-- begin Data excerpts --
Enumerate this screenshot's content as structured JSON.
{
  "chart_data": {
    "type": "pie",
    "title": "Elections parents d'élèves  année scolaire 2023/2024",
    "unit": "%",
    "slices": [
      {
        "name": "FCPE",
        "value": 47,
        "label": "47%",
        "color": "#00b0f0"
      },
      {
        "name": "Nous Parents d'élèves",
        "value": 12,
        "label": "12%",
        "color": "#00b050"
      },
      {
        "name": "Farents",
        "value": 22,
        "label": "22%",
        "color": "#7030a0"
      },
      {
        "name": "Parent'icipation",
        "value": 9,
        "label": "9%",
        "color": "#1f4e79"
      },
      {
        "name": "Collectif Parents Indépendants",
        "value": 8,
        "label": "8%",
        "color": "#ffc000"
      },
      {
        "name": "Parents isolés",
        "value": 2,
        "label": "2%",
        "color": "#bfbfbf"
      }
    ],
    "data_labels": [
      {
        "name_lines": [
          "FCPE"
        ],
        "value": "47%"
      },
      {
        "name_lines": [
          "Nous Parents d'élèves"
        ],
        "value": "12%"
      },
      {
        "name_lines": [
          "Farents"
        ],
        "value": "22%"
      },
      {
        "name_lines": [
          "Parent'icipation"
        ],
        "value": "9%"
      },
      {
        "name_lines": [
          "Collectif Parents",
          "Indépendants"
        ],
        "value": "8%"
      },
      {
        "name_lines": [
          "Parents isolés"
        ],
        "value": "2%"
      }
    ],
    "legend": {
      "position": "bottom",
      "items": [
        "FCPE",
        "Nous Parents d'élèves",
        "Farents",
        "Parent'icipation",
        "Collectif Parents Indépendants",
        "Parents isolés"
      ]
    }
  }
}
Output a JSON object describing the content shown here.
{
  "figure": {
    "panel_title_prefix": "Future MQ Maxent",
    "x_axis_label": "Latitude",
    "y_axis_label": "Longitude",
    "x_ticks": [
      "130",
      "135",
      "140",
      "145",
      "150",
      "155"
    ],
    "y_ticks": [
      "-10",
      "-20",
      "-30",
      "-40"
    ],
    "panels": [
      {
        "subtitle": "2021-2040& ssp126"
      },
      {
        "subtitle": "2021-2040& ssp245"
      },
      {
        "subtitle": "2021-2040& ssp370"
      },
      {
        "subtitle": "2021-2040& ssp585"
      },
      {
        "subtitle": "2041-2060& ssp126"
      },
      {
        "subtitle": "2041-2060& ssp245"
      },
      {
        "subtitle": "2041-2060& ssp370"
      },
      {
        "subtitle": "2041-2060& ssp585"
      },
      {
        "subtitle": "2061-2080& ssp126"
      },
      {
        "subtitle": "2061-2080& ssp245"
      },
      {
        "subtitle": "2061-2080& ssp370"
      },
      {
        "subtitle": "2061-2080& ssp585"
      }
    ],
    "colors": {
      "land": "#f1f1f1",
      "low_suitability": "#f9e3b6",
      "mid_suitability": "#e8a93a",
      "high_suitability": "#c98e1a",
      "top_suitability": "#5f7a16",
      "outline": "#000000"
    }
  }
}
-- end Data excerpts --
Brief:
Copy out exactly the lines from the line with "Output a JSON" to the end of the listing, including both of those lines, and give nothing else.

The reply:
Output a JSON object describing the content shown here.
{
  "figure": {
    "panel_title_prefix": "Future MQ Maxent",
    "x_axis_label": "Latitude",
    "y_axis_label": "Longitude",
    "x_ticks": [
      "130",
      "135",
      "140",
      "145",
      "150",
      "155"
    ],
    "y_ticks": [
      "-10",
      "-20",
      "-30",
      "-40"
    ],
    "panels": [
      {
        "subtitle": "2021-2040& ssp126"
      },
      {
        "subtitle": "2021-2040& ssp245"
      },
      {
        "subtitle": "2021-2040& ssp370"
      },
      {
        "subtitle": "2021-2040& ssp585"
      },
      {
        "subtitle": "2041-2060& ssp126"
      },
      {
        "subtitle": "2041-2060& ssp245"
      },
      {
        "subtitle": "2041-2060& ssp370"
      },
      {
        "subtitle": "2041-2060& ssp585"
      },
      {
        "subtitle": "2061-2080& ssp126"
      },
      {
        "subtitle": "2061-2080& ssp245"
      },
      {
        "subtitle": "2061-2080& ssp370"
      },
      {
        "subtitle": "2061-2080& ssp585"
      }
    ],
    "colors": {
      "land": "#f1f1f1",
      "low_suitability": "#f9e3b6",
      "mid_suitability": "#e8a93a",
      "high_suitability": "#c98e1a",
      "top_suitability": "#5f7a16",
      "outline": "#000000"
    }
  }
}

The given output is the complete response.